**AIM:** Repeat the listing in full, preserving every character.

**INPUT RECORDS:**
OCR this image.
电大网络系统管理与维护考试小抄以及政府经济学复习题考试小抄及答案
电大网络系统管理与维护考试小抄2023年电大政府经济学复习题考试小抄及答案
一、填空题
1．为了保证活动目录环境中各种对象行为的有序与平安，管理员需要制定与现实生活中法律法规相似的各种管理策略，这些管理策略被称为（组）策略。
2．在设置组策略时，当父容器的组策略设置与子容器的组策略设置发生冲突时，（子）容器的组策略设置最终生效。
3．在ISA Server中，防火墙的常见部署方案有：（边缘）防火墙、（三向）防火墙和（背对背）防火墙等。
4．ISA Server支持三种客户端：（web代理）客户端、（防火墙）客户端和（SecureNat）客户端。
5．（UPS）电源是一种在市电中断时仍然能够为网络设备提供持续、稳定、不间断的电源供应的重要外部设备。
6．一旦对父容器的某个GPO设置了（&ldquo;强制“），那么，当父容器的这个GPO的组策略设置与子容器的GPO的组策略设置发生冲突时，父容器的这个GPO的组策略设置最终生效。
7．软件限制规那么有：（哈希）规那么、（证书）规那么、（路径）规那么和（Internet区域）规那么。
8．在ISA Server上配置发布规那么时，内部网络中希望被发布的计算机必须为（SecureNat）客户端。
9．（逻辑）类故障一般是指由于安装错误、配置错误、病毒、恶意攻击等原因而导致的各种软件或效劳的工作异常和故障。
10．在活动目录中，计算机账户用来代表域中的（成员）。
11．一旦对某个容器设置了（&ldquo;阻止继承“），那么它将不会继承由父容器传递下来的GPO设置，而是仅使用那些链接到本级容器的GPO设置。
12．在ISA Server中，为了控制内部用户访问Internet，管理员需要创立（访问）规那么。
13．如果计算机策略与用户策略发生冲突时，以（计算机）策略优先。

**SOLUTION FOR THIS EXERCISE:**
OCR this image.
电大网络系统管理与维护考试小抄以及政府经济学复习题考试小抄及答案
电大网络系统管理与维护考试小抄2023年电大政府经济学复习题考试小抄及答案
一、填空题
1．为了保证活动目录环境中各种对象行为的有序与平安，管理员需要制定与现实生活中法律法规相似的各种管理策略，这些管理策略被称为（组）策略。
2．在设置组策略时，当父容器的组策略设置与子容器的组策略设置发生冲突时，（子）容器的组策略设置最终生效。
3．在ISA Server中，防火墙的常见部署方案有：（边缘）防火墙、（三向）防火墙和（背对背）防火墙等。
4．ISA Server支持三种客户端：（web代理）客户端、（防火墙）客户端和（SecureNat）客户端。
5．（UPS）电源是一种在市电中断时仍然能够为网络设备提供持续、稳定、不间断的电源供应的重要外部设备。
6．一旦对父容器的某个GPO设置了（&ldquo;强制“），那么，当父容器的这个GPO的组策略设置与子容器的GPO的组策略设置发生冲突时，父容器的这个GPO的组策略设置最终生效。
7．软件限制规那么有：（哈希）规那么、（证书）规那么、（路径）规那么和（Internet区域）规那么。
8．在ISA Server上配置发布规那么时，内部网络中希望被发布的计算机必须为（SecureNat）客户端。
9．（逻辑）类故障一般是指由于安装错误、配置错误、病毒、恶意攻击等原因而导致的各种软件或效劳的工作异常和故障。
10．在活动目录中，计算机账户用来代表域中的（成员）。
11．一旦对某个容器设置了（&ldquo;阻止继承“），那么它将不会继承由父容器传递下来的GPO设置，而是仅使用那些链接到本级容器的GPO设置。
12．在ISA Server中，为了控制内部用户访问Internet，管理员需要创立（访问）规那么。
13．如果计算机策略与用户策略发生冲突时，以（计算机）策略优先。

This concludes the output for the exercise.